• _THE REQUEST_: Return the whole listing, line for line, without the pictures in it.

[Records excerpted from a collection]
════
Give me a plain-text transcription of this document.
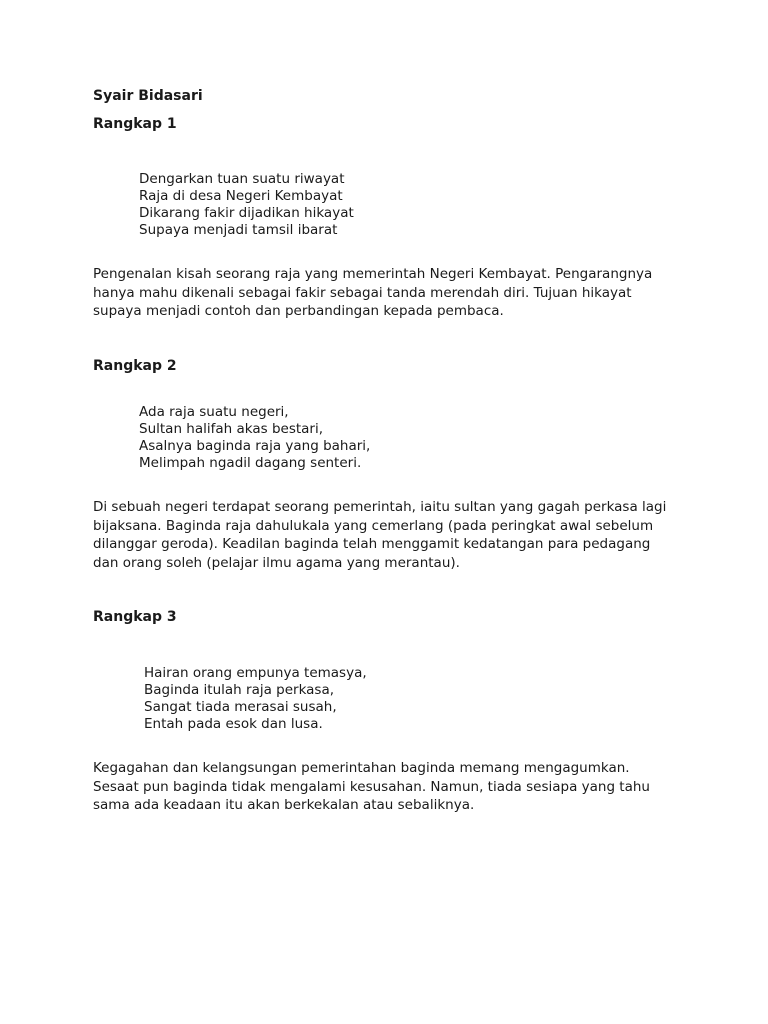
Syair Bidasari
Rangkap 1
Dengarkan tuan suatu riwayat
Raja di desa Negeri Kembayat
Dikarang fakir dijadikan hikayat
Supaya menjadi tamsil ibarat
Pengenalan kisah seorang raja yang memerintah Negeri Kembayat. Pengarangnya
hanya mahu dikenali sebagai fakir sebagai tanda merendah diri. Tujuan hikayat
supaya menjadi contoh dan perbandingan kepada pembaca.
Rangkap 2
Ada raja suatu negeri,
Sultan halifah akas bestari,
Asalnya baginda raja yang bahari,
Melimpah ngadil dagang senteri.
Di sebuah negeri terdapat seorang pemerintah, iaitu sultan yang gagah perkasa lagi
bijaksana. Baginda raja dahulukala yang cemerlang (pada peringkat awal sebelum
dilanggar geroda). Keadilan baginda telah menggamit kedatangan para pedagang
dan orang soleh (pelajar ilmu agama yang merantau).
Rangkap 3
Hairan orang empunya temasya,
Baginda itulah raja perkasa,
Sangat tiada merasai susah,
Entah pada esok dan lusa.
Kegagahan dan kelangsungan pemerintahan baginda memang mengagumkan.
Sesaat pun baginda tidak mengalami kesusahan. Namun, tiada sesiapa yang tahu
sama ada keadaan itu akan berkekalan atau sebaliknya.
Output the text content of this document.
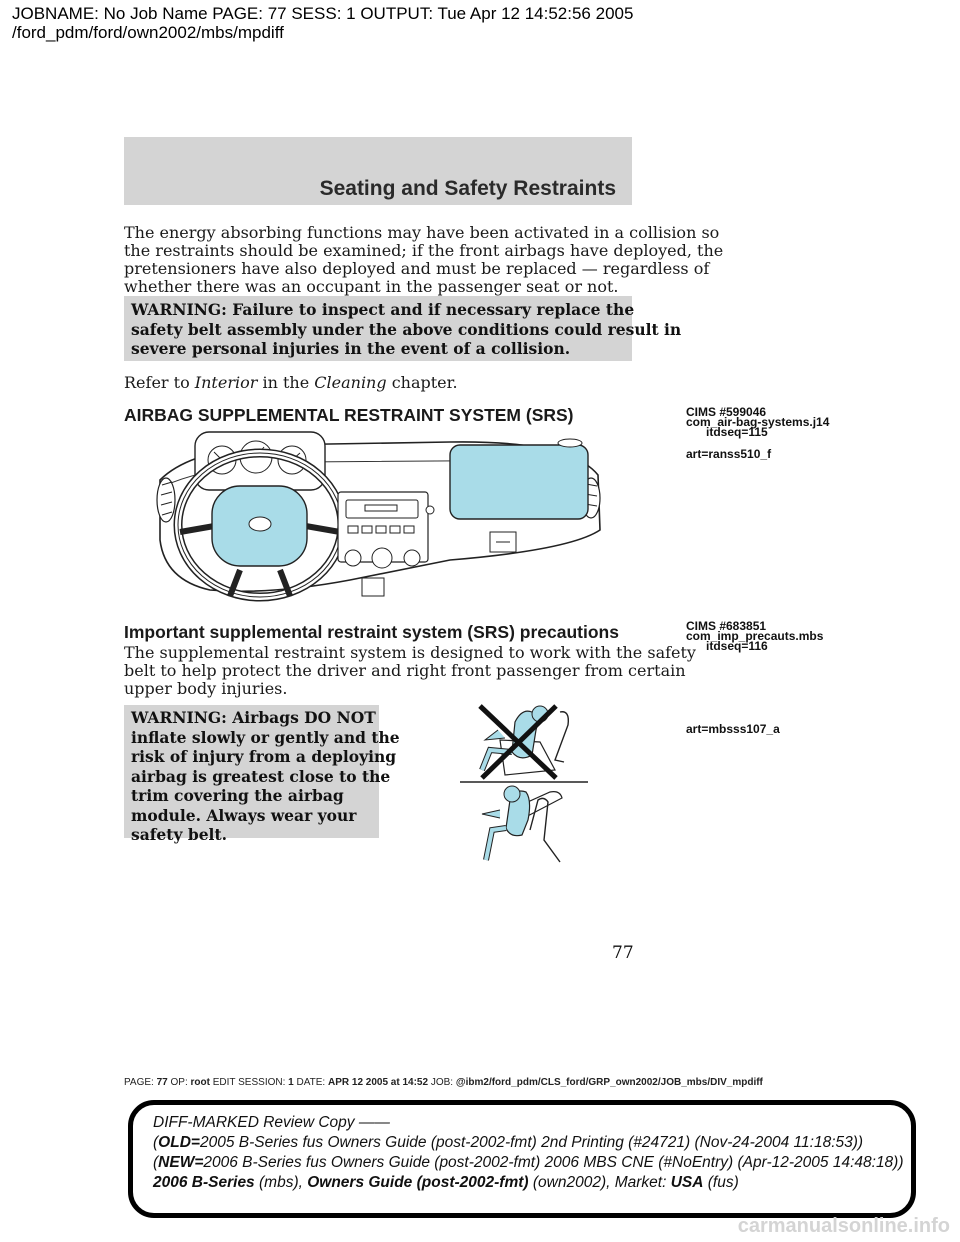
JOBNAME: No Job Name PAGE: 77 SESS: 1 OUTPUT: Tue Apr 12 14:52:56 2005
/ford_pdm/ford/own2002/mbs/mpdiff
Seating and Safety Restraints
The energy absorbing functions may have been activated in a collision so
the restraints should be examined; if the front airbags have deployed, the
pretensioners have also deployed and must be replaced — regardless of
whether there was an occupant in the passenger seat or not.
WARNING: Failure to inspect and if necessary replace the
safety belt assembly under the above conditions could result in
severe personal injuries in the event of a collision.
Refer to Interior in the Cleaning chapter.
AIRBAG SUPPLEMENTAL RESTRAINT SYSTEM (SRS)	CIMS #599046
com_air-bag-systems.j14
itdseq=115
art=ranss510_f
Important supplemental restraint system (SRS) precautions	CIMS #683851
com_imp_precauts.mbs
itdseq=116
The supplemental restraint system is designed to work with the safety
belt to help protect the driver and right front passenger from certain
upper body injuries.
WARNING: Airbags DO NOT
inflate slowly or gently and the
risk of injury from a deploying
airbag is greatest close to the
trim covering the airbag
module. Always wear your
safety belt.
art=mbsss107_a
77
PAGE: 77 OP: root EDIT SESSION: 1 DATE: APR 12 2005 at 14:52 JOB: @ibm2/ford_pdm/CLS_ford/GRP_own2002/JOB_mbs/DIV_mpdiff
DIFF-MARKED Review Copy ——
(OLD=2005 B-Series fus Owners Guide (post-2002-fmt) 2nd Printing (#24721) (Nov-24-2004 11:18:53))
(NEW=2006 B-Series fus Owners Guide (post-2002-fmt) 2006 MBS CNE (#NoEntry) (Apr-12-2005 14:48:18))
2006 B-Series (mbs), Owners Guide (post-2002-fmt) (own2002), Market: USA (fus)
carmanualsonline.info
════
• _RESULT_:
Give me a plain-text transcription of this document.
Syair Bidasari
Rangkap 1
Dengarkan tuan suatu riwayat
Raja di desa Negeri Kembayat
Dikarang fakir dijadikan hikayat
Supaya menjadi tamsil ibarat
Pengenalan kisah seorang raja yang memerintah Negeri Kembayat. Pengarangnya
hanya mahu dikenali sebagai fakir sebagai tanda merendah diri. Tujuan hikayat
supaya menjadi contoh dan perbandingan kepada pembaca.
Rangkap 2
Ada raja suatu negeri,
Sultan halifah akas bestari,
Asalnya baginda raja yang bahari,
Melimpah ngadil dagang senteri.
Di sebuah negeri terdapat seorang pemerintah, iaitu sultan yang gagah perkasa lagi
bijaksana. Baginda raja dahulukala yang cemerlang (pada peringkat awal sebelum
dilanggar geroda). Keadilan baginda telah menggamit kedatangan para pedagang
dan orang soleh (pelajar ilmu agama yang merantau).
Rangkap 3
Hairan orang empunya temasya,
Baginda itulah raja perkasa,
Sangat tiada merasai susah,
Entah pada esok dan lusa.
Kegagahan dan kelangsungan pemerintahan baginda memang mengagumkan.
Sesaat pun baginda tidak mengalami kesusahan. Namun, tiada sesiapa yang tahu
sama ada keadaan itu akan berkekalan atau sebaliknya.
Output the text content of this document.
JOBNAME: No Job Name PAGE: 77 SESS: 1 OUTPUT: Tue Apr 12 14:52:56 2005
/ford_pdm/ford/own2002/mbs/mpdiff
Seating and Safety Restraints
The energy absorbing functions may have been activated in a collision so
the restraints should be examined; if the front airbags have deployed, the
pretensioners have also deployed and must be replaced — regardless of
whether there was an occupant in the passenger seat or not.
WARNING: Failure to inspect and if necessary replace the
safety belt assembly under the above conditions could result in
severe personal injuries in the event of a collision.
Refer to Interior in the Cleaning chapter.
AIRBAG SUPPLEMENTAL RESTRAINT SYSTEM (SRS)	CIMS #599046
com_air-bag-systems.j14
itdseq=115
art=ranss510_f
Important supplemental restraint system (SRS) precautions	CIMS #683851
com_imp_precauts.mbs
itdseq=116
The supplemental restraint system is designed to work with the safety
belt to help protect the driver and right front passenger from certain
upper body injuries.
WARNING: Airbags DO NOT
inflate slowly or gently and the
risk of injury from a deploying
airbag is greatest close to the
trim covering the airbag
module. Always wear your
safety belt.
art=mbsss107_a
77
PAGE: 77 OP: root EDIT SESSION: 1 DATE: APR 12 2005 at 14:52 JOB: @ibm2/ford_pdm/CLS_ford/GRP_own2002/JOB_mbs/DIV_mpdiff
DIFF-MARKED Review Copy ——
(OLD=2005 B-Series fus Owners Guide (post-2002-fmt) 2nd Printing (#24721) (Nov-24-2004 11:18:53))
(NEW=2006 B-Series fus Owners Guide (post-2002-fmt) 2006 MBS CNE (#NoEntry) (Apr-12-2005 14:48:18))
2006 B-Series (mbs), Owners Guide (post-2002-fmt) (own2002), Market: USA (fus)
carmanualsonline.info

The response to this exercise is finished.